LISTING
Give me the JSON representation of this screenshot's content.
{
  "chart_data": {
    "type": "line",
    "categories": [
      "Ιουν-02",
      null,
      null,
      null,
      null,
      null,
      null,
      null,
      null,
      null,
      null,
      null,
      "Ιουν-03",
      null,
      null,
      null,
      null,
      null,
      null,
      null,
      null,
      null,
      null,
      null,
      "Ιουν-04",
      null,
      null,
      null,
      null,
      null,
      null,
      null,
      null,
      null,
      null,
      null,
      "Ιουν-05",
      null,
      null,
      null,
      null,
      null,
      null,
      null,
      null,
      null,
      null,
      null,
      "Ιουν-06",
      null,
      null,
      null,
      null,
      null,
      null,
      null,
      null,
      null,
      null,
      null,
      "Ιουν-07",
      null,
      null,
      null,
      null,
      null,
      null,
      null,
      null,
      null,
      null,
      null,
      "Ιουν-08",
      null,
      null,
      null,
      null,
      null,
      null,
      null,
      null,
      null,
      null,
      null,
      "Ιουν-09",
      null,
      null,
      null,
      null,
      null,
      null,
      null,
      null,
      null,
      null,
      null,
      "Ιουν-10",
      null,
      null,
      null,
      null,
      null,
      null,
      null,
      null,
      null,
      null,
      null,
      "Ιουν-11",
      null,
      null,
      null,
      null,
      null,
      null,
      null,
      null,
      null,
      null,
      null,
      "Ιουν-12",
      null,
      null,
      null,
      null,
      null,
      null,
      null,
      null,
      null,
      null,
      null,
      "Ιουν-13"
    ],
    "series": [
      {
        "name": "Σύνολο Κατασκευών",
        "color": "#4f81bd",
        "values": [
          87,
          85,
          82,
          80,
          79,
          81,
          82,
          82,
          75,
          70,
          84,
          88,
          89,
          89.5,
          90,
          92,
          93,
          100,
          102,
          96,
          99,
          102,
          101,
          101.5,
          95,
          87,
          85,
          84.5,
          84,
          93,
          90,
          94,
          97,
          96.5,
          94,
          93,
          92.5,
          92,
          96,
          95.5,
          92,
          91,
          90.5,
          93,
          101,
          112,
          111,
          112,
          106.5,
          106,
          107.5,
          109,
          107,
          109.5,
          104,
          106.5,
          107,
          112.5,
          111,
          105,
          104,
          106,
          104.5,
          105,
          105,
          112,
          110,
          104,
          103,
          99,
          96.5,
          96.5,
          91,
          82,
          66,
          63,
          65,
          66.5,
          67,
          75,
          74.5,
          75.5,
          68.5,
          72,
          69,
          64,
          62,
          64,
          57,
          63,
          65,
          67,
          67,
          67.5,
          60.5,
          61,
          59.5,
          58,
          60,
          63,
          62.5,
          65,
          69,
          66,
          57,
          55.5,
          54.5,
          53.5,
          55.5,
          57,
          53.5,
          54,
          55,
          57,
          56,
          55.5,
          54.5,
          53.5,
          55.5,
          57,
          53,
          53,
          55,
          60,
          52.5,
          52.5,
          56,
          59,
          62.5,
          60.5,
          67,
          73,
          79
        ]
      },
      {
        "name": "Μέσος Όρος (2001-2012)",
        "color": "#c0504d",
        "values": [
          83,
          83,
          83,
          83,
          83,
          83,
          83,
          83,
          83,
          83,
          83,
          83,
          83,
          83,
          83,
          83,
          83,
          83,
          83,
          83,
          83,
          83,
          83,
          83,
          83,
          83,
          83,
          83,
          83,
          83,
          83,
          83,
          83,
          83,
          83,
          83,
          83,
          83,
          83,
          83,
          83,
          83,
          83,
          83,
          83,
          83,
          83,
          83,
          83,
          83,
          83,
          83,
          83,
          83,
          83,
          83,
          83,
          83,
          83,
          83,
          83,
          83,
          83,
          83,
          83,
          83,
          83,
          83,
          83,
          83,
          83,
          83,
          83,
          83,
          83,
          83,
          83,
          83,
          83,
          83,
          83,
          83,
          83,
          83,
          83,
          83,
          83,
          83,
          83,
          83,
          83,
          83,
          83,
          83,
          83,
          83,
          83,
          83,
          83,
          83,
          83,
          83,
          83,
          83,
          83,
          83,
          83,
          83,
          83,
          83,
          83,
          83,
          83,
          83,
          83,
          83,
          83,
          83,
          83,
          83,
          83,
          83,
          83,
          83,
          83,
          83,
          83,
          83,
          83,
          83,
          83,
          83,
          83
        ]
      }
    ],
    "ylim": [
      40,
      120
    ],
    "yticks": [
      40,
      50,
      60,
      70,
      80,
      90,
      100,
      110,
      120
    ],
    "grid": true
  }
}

PROBLEM TO WORK ON
Each line in the material either holds the string "Ιουν" or does not. State how many do, and nothing else.

OUTPUT
12